* [INPUT FOR THIS TASK]:

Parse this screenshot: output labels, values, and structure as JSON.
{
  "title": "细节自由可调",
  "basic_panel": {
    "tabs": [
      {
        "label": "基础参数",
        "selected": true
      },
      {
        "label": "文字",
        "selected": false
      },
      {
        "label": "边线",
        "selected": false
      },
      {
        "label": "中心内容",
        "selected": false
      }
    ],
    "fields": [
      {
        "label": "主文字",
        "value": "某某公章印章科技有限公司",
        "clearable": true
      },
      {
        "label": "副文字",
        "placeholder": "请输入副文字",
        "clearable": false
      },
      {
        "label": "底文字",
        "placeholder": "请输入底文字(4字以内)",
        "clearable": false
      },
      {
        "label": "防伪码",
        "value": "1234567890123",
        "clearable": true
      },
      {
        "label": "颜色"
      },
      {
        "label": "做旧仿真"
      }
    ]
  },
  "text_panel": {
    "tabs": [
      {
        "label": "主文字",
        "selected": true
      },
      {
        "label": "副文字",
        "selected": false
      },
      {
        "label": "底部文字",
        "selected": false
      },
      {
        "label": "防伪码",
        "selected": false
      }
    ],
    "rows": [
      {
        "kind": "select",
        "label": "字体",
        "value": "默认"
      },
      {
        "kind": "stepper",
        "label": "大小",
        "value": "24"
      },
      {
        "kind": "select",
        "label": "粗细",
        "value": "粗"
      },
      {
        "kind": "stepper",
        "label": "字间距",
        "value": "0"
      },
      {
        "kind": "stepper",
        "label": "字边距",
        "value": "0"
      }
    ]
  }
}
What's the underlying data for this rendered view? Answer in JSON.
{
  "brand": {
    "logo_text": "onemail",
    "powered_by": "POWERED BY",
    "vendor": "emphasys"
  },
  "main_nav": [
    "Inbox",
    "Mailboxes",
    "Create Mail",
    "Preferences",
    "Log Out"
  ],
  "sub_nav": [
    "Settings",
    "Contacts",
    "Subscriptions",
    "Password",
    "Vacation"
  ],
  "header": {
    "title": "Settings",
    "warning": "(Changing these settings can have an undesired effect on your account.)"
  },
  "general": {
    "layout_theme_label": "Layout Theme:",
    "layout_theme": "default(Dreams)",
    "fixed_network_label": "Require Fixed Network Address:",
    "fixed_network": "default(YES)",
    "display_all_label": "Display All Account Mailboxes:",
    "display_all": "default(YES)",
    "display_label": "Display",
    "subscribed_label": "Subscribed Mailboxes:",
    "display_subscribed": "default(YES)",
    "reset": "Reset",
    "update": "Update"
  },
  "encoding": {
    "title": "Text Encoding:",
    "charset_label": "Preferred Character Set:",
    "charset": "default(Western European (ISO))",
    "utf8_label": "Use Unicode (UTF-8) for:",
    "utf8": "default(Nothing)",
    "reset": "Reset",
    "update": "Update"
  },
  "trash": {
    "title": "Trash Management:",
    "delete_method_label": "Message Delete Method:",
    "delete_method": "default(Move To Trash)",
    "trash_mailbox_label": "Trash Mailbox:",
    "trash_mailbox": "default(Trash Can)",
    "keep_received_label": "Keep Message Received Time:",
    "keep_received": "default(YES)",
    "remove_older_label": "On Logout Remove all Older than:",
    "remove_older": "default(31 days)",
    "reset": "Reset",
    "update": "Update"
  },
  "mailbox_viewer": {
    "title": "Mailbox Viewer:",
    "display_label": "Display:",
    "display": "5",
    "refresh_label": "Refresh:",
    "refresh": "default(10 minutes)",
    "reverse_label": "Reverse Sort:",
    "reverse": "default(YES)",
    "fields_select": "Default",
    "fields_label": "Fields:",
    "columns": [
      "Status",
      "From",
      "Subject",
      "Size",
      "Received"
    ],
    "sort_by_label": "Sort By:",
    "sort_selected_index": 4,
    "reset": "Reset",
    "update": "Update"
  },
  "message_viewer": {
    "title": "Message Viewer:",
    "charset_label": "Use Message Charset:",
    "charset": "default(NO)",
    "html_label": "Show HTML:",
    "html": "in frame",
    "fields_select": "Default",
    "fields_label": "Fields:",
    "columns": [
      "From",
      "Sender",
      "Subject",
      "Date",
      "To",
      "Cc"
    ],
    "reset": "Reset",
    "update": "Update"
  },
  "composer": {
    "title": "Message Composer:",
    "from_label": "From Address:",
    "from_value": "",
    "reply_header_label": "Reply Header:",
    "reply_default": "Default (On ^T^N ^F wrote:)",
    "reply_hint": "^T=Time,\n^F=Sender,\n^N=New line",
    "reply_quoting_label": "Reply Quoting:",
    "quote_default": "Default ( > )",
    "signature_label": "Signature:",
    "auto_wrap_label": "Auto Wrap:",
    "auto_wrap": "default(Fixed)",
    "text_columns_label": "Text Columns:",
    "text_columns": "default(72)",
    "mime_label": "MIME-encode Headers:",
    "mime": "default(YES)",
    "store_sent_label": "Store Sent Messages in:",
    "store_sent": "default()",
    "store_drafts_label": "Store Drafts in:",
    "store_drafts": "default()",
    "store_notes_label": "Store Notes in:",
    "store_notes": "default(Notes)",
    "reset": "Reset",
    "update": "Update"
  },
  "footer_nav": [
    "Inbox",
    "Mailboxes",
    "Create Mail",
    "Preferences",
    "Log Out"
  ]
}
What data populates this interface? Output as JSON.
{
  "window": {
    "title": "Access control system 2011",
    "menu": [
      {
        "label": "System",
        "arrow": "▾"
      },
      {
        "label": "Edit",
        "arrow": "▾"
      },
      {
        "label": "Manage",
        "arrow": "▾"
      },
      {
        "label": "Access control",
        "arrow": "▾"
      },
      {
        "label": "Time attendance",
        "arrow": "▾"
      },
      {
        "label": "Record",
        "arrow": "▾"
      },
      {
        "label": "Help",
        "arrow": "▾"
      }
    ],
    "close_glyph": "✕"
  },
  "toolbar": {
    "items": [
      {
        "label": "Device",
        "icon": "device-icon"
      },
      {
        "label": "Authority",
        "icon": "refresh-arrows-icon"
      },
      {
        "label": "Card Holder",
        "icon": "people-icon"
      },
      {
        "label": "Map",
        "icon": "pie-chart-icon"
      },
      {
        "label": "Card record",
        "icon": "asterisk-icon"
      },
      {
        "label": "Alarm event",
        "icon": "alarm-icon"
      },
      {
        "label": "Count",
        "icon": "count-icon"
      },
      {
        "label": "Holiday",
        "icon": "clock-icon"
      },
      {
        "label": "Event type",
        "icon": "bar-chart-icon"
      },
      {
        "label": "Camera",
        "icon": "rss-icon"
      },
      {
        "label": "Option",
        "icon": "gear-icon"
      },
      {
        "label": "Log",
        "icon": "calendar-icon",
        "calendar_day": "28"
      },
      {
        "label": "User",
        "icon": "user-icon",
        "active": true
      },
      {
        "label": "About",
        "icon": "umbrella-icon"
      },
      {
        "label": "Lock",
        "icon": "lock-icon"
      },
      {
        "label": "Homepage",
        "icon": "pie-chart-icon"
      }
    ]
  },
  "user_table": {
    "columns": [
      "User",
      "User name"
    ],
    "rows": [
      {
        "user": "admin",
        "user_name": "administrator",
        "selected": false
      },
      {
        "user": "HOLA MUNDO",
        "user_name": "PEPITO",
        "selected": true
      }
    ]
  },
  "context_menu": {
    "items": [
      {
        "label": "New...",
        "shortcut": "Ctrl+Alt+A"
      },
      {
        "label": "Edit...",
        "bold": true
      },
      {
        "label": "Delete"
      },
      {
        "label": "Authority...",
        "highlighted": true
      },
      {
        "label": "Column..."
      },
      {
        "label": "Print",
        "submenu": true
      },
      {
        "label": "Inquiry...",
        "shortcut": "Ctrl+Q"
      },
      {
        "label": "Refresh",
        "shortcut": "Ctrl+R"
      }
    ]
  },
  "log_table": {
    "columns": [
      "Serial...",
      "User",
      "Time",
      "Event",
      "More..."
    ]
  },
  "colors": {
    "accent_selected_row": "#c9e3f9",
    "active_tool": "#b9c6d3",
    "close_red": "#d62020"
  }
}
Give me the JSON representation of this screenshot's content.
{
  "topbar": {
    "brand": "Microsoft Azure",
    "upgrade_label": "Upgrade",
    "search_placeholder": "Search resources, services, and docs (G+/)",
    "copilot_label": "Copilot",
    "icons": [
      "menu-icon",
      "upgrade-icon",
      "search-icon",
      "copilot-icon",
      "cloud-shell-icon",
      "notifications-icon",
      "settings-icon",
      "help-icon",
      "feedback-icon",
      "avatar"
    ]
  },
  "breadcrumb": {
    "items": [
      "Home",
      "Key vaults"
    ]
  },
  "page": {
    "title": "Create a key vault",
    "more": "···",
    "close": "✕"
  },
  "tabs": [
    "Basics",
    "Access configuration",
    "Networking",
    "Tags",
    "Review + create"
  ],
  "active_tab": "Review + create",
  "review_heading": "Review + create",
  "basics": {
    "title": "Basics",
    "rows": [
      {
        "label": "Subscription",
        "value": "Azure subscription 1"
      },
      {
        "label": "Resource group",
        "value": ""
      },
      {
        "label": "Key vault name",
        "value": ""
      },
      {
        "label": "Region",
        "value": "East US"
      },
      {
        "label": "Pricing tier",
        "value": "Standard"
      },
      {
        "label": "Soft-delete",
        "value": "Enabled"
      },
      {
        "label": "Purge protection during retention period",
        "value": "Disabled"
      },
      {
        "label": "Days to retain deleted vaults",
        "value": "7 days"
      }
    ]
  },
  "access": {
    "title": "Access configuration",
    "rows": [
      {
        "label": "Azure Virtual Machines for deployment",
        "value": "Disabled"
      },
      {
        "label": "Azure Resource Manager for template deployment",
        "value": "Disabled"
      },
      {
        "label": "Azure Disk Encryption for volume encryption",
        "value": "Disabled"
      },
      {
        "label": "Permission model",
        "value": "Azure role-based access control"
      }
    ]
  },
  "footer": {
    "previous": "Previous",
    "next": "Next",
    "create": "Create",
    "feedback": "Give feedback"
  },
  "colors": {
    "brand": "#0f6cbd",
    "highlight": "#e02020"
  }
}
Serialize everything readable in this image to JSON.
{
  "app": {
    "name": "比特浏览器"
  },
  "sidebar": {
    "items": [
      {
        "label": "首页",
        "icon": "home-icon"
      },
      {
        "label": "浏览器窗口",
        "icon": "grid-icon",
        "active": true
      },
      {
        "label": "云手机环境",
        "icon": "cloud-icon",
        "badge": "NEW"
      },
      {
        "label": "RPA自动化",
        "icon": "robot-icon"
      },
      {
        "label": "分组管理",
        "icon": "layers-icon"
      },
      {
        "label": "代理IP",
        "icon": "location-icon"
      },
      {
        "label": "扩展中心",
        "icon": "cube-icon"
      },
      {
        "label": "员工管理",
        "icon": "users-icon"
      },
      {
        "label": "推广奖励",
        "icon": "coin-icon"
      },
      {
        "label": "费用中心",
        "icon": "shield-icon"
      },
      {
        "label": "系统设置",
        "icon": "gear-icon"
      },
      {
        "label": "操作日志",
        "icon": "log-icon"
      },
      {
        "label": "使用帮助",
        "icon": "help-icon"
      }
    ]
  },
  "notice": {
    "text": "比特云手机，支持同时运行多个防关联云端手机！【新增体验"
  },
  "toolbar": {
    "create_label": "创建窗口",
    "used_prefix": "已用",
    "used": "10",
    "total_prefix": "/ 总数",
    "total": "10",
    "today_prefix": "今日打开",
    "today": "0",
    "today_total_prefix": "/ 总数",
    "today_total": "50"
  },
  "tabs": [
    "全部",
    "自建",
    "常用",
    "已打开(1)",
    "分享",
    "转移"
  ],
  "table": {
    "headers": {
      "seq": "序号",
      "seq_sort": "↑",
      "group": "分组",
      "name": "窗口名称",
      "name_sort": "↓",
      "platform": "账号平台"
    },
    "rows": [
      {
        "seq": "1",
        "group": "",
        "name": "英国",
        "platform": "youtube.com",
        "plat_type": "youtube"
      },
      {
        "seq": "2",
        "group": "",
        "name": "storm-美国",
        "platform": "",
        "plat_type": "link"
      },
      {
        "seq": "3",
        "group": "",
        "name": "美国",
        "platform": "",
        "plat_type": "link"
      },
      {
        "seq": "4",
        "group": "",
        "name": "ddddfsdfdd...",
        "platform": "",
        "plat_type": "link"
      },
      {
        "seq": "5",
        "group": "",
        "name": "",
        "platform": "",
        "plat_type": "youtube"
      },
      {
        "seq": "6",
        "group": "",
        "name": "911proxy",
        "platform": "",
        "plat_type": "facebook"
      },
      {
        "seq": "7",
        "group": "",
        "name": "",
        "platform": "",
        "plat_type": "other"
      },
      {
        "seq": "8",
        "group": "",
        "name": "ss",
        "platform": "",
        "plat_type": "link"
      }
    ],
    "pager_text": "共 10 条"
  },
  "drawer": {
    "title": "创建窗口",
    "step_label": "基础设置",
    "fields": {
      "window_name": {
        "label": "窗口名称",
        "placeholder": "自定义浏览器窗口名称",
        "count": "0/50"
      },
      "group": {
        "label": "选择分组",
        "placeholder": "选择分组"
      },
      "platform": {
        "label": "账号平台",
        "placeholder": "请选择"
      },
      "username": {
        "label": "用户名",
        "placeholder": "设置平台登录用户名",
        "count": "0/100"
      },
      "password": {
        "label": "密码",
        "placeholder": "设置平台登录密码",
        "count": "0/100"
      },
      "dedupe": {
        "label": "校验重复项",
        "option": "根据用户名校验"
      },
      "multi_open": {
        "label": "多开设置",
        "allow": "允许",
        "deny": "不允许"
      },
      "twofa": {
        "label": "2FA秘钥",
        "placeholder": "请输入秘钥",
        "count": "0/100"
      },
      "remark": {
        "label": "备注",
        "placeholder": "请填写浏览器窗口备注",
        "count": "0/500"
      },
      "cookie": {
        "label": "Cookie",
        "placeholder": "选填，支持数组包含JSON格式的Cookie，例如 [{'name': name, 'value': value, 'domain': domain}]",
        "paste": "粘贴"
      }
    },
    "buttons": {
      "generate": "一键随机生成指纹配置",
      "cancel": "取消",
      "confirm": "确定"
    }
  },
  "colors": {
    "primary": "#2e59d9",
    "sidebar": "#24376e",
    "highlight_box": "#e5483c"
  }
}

* [INSTRUCTIONS TO FOLLOW]:
Search the data above for lines holding "Review" and copy each of them.

* [EXERCISE OUTPUT]:
    "Review + create"
  "active_tab": "Review + create",
  "review_heading": "Review + create",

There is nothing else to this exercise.